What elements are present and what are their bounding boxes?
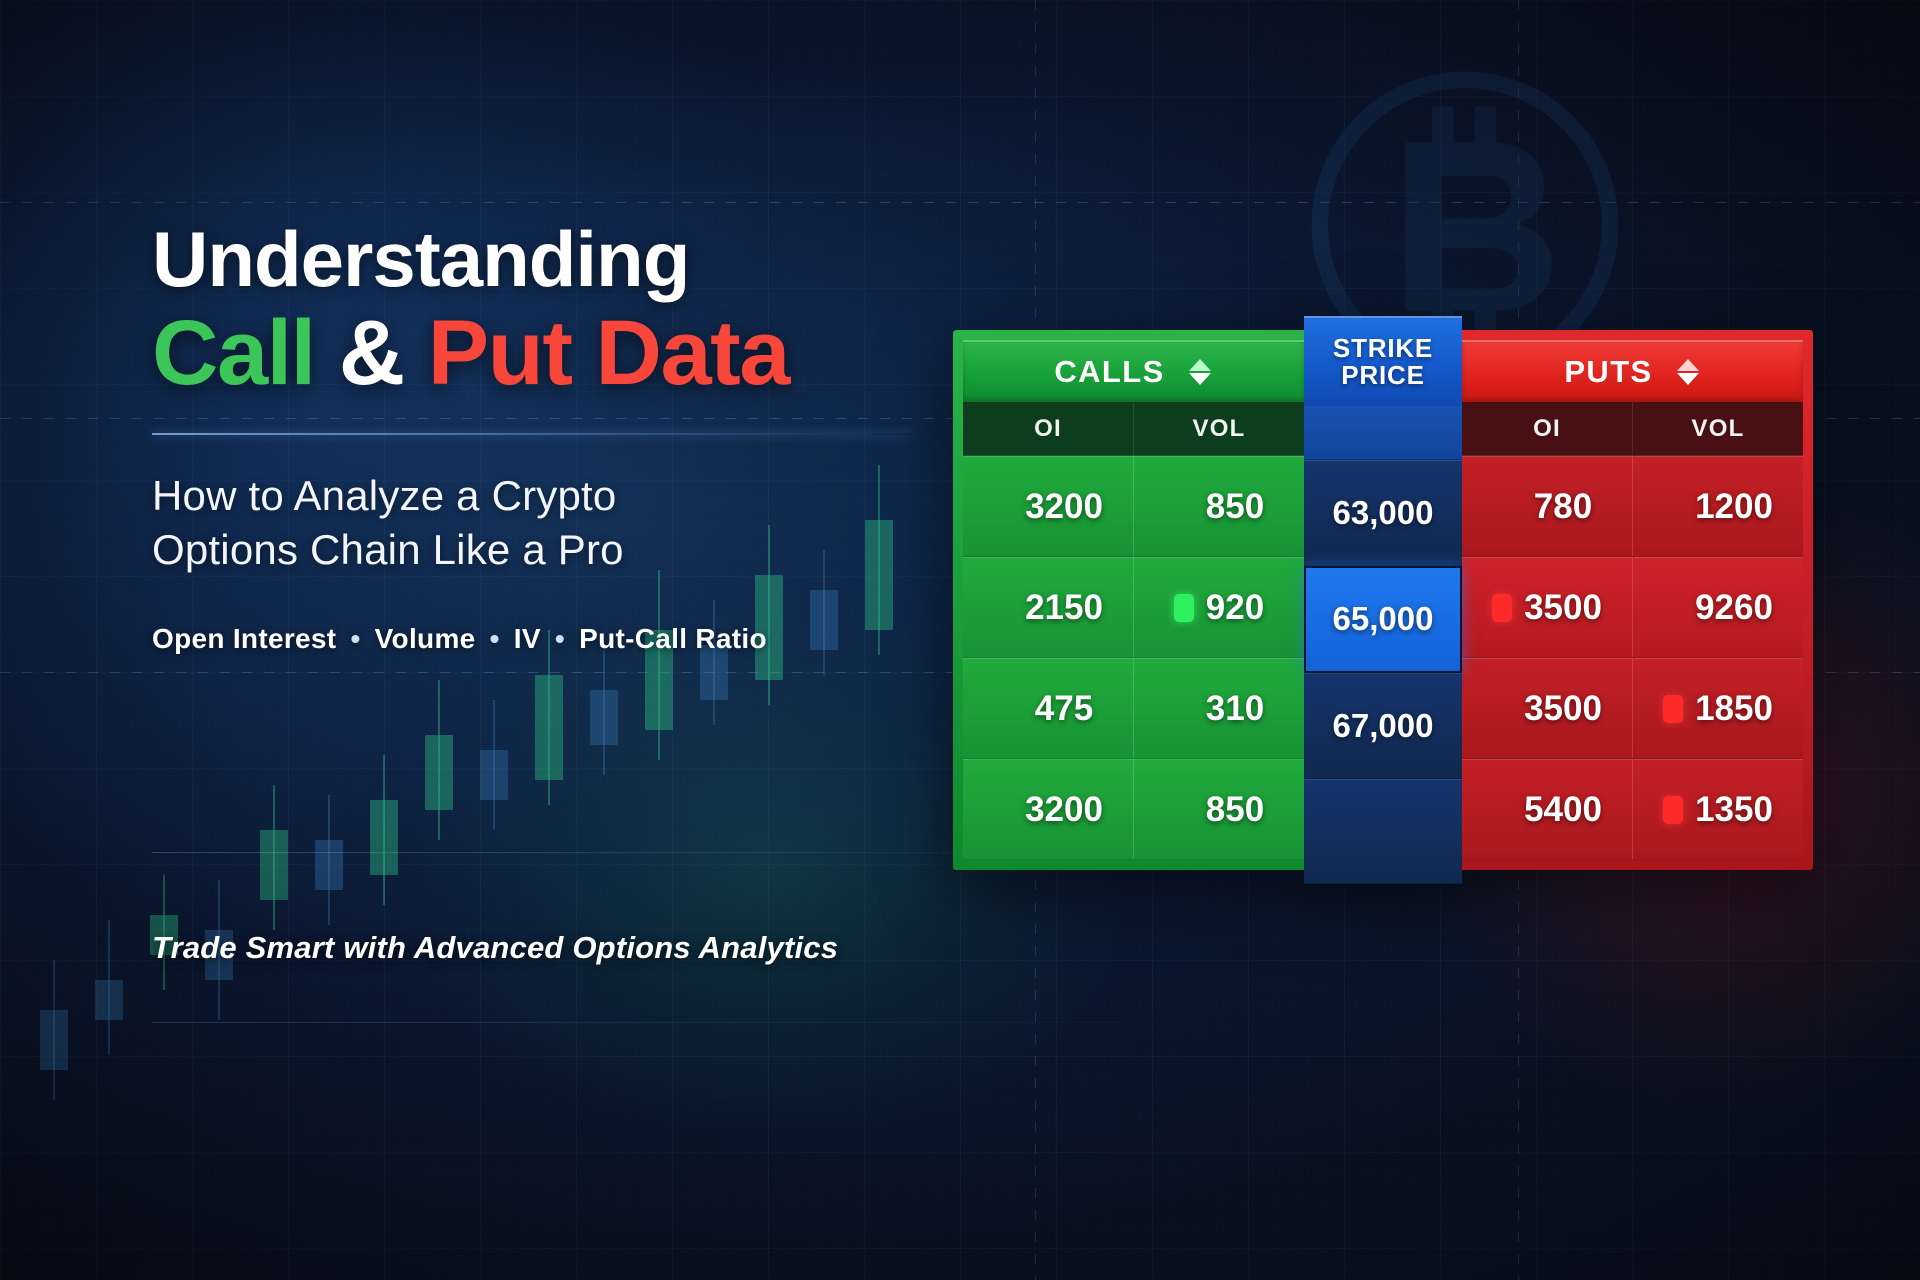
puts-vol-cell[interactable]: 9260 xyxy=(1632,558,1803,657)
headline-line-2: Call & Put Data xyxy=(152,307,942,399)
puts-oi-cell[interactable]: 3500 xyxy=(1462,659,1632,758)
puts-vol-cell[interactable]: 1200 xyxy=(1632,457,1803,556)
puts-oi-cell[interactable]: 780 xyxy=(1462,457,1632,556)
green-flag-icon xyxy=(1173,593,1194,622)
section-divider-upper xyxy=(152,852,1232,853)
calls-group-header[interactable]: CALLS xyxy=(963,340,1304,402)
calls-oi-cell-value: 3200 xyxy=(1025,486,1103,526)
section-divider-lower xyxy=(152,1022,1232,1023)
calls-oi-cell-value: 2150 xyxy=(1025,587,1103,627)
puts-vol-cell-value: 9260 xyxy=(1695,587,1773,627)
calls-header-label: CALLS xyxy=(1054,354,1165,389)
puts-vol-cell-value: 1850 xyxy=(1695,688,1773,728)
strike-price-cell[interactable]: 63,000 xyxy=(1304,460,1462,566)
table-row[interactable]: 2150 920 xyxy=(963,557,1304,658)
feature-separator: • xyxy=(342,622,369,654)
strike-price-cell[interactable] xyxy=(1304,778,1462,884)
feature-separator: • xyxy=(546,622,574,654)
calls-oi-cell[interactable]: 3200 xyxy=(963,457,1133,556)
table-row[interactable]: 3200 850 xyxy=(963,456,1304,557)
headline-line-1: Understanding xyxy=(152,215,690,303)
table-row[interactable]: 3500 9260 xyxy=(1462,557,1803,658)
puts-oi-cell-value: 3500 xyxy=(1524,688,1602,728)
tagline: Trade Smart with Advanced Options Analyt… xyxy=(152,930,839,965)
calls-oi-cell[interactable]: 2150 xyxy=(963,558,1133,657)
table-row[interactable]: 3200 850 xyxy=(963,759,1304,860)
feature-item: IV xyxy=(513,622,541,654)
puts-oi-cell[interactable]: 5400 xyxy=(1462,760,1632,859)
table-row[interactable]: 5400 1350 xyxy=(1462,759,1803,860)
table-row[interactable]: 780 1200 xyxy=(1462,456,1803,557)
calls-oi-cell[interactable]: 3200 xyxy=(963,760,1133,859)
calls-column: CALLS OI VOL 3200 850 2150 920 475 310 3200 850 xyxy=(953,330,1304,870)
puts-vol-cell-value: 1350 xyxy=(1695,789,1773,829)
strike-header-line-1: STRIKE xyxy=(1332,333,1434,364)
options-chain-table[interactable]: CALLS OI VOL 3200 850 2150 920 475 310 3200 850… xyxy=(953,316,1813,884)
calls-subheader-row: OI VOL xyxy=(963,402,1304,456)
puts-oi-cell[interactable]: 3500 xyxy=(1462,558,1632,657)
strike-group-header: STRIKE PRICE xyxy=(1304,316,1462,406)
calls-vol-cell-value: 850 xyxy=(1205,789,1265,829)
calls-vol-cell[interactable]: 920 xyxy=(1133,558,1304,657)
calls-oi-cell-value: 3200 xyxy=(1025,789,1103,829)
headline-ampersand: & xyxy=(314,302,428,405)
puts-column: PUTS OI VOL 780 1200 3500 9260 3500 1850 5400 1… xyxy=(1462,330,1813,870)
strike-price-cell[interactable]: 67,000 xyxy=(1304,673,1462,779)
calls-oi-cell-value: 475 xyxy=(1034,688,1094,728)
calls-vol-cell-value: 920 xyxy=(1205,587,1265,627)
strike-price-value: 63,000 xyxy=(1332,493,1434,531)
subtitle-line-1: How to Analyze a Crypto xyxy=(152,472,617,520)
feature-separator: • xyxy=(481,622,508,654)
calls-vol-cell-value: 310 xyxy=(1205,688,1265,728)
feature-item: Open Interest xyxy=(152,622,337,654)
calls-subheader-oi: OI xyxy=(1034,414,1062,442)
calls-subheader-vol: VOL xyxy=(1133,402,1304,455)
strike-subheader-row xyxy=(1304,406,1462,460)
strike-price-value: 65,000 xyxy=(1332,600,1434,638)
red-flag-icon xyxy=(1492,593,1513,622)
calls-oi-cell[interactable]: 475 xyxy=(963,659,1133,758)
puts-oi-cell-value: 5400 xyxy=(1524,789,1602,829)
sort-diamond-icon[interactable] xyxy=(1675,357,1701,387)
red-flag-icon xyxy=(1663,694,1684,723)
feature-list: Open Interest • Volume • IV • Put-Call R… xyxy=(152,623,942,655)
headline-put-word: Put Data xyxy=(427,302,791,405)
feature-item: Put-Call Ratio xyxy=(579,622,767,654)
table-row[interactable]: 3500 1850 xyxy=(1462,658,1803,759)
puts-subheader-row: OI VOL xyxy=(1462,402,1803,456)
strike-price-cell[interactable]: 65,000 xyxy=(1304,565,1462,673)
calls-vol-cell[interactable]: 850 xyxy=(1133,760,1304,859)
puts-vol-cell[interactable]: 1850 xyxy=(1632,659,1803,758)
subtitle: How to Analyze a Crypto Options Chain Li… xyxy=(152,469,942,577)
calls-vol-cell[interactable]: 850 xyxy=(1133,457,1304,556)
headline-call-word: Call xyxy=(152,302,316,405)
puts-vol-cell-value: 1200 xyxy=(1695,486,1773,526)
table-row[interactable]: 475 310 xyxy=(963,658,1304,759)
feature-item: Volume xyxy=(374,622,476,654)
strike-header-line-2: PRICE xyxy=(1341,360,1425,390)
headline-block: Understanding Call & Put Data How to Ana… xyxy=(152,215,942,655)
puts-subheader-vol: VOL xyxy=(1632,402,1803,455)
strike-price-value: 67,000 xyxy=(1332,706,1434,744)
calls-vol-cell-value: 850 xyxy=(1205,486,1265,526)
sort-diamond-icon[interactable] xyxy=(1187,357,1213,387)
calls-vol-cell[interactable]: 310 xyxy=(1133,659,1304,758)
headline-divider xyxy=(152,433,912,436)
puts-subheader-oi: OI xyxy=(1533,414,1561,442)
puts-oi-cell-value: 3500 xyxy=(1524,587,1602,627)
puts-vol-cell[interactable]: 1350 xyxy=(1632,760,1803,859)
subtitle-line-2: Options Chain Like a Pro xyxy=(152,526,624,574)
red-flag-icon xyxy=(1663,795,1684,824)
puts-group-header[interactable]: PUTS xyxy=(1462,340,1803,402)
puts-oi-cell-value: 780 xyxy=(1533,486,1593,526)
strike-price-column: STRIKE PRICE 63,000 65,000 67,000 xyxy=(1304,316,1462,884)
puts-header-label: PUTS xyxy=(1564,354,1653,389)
◇ ◇ ◇ ◇
** Written task **
Count the lines in the rows above that contain the string "Understanding". Reply with the number only.

** Solution for this problem **
2